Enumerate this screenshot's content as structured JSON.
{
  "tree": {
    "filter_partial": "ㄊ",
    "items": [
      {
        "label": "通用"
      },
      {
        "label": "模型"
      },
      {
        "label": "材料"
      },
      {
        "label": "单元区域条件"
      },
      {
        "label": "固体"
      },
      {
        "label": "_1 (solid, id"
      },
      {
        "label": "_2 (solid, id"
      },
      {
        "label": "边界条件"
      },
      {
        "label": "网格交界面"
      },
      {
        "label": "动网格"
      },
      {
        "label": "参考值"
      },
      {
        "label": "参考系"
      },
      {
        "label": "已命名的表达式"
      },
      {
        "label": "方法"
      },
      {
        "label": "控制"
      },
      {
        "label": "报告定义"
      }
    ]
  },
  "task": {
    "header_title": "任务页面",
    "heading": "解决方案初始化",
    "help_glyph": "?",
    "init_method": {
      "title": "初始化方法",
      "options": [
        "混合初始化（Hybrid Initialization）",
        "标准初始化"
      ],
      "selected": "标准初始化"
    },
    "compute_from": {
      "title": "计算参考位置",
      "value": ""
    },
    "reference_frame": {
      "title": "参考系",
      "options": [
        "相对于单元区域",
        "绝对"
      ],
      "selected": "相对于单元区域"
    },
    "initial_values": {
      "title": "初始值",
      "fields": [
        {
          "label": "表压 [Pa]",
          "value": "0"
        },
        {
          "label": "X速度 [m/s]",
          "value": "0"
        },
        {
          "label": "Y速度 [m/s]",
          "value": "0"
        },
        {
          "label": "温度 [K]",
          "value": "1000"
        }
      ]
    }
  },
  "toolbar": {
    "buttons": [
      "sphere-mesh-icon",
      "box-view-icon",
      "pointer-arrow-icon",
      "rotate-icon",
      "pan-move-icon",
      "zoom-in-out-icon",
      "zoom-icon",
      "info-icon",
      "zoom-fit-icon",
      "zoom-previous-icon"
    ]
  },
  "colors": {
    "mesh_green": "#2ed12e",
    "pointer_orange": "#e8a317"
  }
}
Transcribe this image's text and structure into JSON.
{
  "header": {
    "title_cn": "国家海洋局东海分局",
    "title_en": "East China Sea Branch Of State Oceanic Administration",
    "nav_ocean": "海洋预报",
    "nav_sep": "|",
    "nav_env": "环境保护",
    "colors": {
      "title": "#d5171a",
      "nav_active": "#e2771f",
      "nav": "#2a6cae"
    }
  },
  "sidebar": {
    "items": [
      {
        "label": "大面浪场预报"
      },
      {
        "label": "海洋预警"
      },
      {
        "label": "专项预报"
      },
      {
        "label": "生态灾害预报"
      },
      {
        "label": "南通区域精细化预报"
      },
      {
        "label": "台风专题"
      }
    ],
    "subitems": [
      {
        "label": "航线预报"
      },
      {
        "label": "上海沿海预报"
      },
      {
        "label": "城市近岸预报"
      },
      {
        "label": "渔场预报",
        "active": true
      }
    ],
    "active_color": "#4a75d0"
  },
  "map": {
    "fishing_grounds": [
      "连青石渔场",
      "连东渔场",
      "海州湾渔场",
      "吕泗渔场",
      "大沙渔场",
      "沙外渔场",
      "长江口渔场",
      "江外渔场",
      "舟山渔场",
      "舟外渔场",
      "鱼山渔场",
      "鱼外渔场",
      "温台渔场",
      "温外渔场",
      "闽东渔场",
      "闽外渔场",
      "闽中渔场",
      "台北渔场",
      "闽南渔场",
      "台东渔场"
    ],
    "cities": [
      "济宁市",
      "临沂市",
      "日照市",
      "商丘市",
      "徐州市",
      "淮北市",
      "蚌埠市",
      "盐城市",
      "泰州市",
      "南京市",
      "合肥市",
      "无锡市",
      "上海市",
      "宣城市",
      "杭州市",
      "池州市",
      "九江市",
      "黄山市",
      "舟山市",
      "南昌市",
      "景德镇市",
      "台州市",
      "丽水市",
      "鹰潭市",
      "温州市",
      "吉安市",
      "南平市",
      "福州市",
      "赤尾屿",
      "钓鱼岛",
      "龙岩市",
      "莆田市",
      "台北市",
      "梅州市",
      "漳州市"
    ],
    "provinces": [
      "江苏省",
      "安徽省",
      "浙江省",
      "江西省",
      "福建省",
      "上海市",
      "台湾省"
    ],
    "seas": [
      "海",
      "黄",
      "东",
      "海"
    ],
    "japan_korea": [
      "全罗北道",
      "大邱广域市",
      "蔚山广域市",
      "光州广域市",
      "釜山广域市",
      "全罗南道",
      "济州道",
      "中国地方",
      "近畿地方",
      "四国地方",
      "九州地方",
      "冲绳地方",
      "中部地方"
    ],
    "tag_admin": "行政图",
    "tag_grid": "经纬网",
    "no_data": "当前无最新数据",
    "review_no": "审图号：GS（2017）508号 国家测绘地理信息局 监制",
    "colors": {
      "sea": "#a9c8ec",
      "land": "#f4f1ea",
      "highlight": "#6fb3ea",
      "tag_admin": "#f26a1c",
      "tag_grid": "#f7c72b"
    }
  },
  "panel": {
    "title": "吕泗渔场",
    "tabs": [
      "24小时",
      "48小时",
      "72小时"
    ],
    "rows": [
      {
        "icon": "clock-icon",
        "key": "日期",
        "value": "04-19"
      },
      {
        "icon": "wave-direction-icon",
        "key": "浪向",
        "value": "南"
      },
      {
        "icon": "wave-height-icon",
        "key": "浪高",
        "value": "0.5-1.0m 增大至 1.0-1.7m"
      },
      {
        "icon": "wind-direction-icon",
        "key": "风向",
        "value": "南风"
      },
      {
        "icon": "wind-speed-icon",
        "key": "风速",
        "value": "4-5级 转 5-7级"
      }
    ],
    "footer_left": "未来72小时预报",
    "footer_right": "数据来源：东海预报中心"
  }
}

What is required »
The records above are to be repeated exactly, in their entirety.

Result of this exercise »
Enumerate this screenshot's content as structured JSON.
{
  "tree": {
    "filter_partial": "ㄊ",
    "items": [
      {
        "label": "通用"
      },
      {
        "label": "模型"
      },
      {
        "label": "材料"
      },
      {
        "label": "单元区域条件"
      },
      {
        "label": "固体"
      },
      {
        "label": "_1 (solid, id"
      },
      {
        "label": "_2 (solid, id"
      },
      {
        "label": "边界条件"
      },
      {
        "label": "网格交界面"
      },
      {
        "label": "动网格"
      },
      {
        "label": "参考值"
      },
      {
        "label": "参考系"
      },
      {
        "label": "已命名的表达式"
      },
      {
        "label": "方法"
      },
      {
        "label": "控制"
      },
      {
        "label": "报告定义"
      }
    ]
  },
  "task": {
    "header_title": "任务页面",
    "heading": "解决方案初始化",
    "help_glyph": "?",
    "init_method": {
      "title": "初始化方法",
      "options": [
        "混合初始化（Hybrid Initialization）",
        "标准初始化"
      ],
      "selected": "标准初始化"
    },
    "compute_from": {
      "title": "计算参考位置",
      "value": ""
    },
    "reference_frame": {
      "title": "参考系",
      "options": [
        "相对于单元区域",
        "绝对"
      ],
      "selected": "相对于单元区域"
    },
    "initial_values": {
      "title": "初始值",
      "fields": [
        {
          "label": "表压 [Pa]",
          "value": "0"
        },
        {
          "label": "X速度 [m/s]",
          "value": "0"
        },
        {
          "label": "Y速度 [m/s]",
          "value": "0"
        },
        {
          "label": "温度 [K]",
          "value": "1000"
        }
      ]
    }
  },
  "toolbar": {
    "buttons": [
      "sphere-mesh-icon",
      "box-view-icon",
      "pointer-arrow-icon",
      "rotate-icon",
      "pan-move-icon",
      "zoom-in-out-icon",
      "zoom-icon",
      "info-icon",
      "zoom-fit-icon",
      "zoom-previous-icon"
    ]
  },
  "colors": {
    "mesh_green": "#2ed12e",
    "pointer_orange": "#e8a317"
  }
}
Transcribe this image's text and structure into JSON.
{
  "header": {
    "title_cn": "国家海洋局东海分局",
    "title_en": "East China Sea Branch Of State Oceanic Administration",
    "nav_ocean": "海洋预报",
    "nav_sep": "|",
    "nav_env": "环境保护",
    "colors": {
      "title": "#d5171a",
      "nav_active": "#e2771f",
      "nav": "#2a6cae"
    }
  },
  "sidebar": {
    "items": [
      {
        "label": "大面浪场预报"
      },
      {
        "label": "海洋预警"
      },
      {
        "label": "专项预报"
      },
      {
        "label": "生态灾害预报"
      },
      {
        "label": "南通区域精细化预报"
      },
      {
        "label": "台风专题"
      }
    ],
    "subitems": [
      {
        "label": "航线预报"
      },
      {
        "label": "上海沿海预报"
      },
      {
        "label": "城市近岸预报"
      },
      {
        "label": "渔场预报",
        "active": true
      }
    ],
    "active_color": "#4a75d0"
  },
  "map": {
    "fishing_grounds": [
      "连青石渔场",
      "连东渔场",
      "海州湾渔场",
      "吕泗渔场",
      "大沙渔场",
      "沙外渔场",
      "长江口渔场",
      "江外渔场",
      "舟山渔场",
      "舟外渔场",
      "鱼山渔场",
      "鱼外渔场",
      "温台渔场",
      "温外渔场",
      "闽东渔场",
      "闽外渔场",
      "闽中渔场",
      "台北渔场",
      "闽南渔场",
      "台东渔场"
    ],
    "cities": [
      "济宁市",
      "临沂市",
      "日照市",
      "商丘市",
      "徐州市",
      "淮北市",
      "蚌埠市",
      "盐城市",
      "泰州市",
      "南京市",
      "合肥市",
      "无锡市",
      "上海市",
      "宣城市",
      "杭州市",
      "池州市",
      "九江市",
      "黄山市",
      "舟山市",
      "南昌市",
      "景德镇市",
      "台州市",
      "丽水市",
      "鹰潭市",
      "温州市",
      "吉安市",
      "南平市",
      "福州市",
      "赤尾屿",
      "钓鱼岛",
      "龙岩市",
      "莆田市",
      "台北市",
      "梅州市",
      "漳州市"
    ],
    "provinces": [
      "江苏省",
      "安徽省",
      "浙江省",
      "江西省",
      "福建省",
      "上海市",
      "台湾省"
    ],
    "seas": [
      "海",
      "黄",
      "东",
      "海"
    ],
    "japan_korea": [
      "全罗北道",
      "大邱广域市",
      "蔚山广域市",
      "光州广域市",
      "釜山广域市",
      "全罗南道",
      "济州道",
      "中国地方",
      "近畿地方",
      "四国地方",
      "九州地方",
      "冲绳地方",
      "中部地方"
    ],
    "tag_admin": "行政图",
    "tag_grid": "经纬网",
    "no_data": "当前无最新数据",
    "review_no": "审图号：GS（2017）508号 国家测绘地理信息局 监制",
    "colors": {
      "sea": "#a9c8ec",
      "land": "#f4f1ea",
      "highlight": "#6fb3ea",
      "tag_admin": "#f26a1c",
      "tag_grid": "#f7c72b"
    }
  },
  "panel": {
    "title": "吕泗渔场",
    "tabs": [
      "24小时",
      "48小时",
      "72小时"
    ],
    "rows": [
      {
        "icon": "clock-icon",
        "key": "日期",
        "value": "04-19"
      },
      {
        "icon": "wave-direction-icon",
        "key": "浪向",
        "value": "南"
      },
      {
        "icon": "wave-height-icon",
        "key": "浪高",
        "value": "0.5-1.0m 增大至 1.0-1.7m"
      },
      {
        "icon": "wind-direction-icon",
        "key": "风向",
        "value": "南风"
      },
      {
        "icon": "wind-speed-icon",
        "key": "风速",
        "value": "4-5级 转 5-7级"
      }
    ],
    "footer_left": "未来72小时预报",
    "footer_right": "数据来源：东海预报中心"
  }
}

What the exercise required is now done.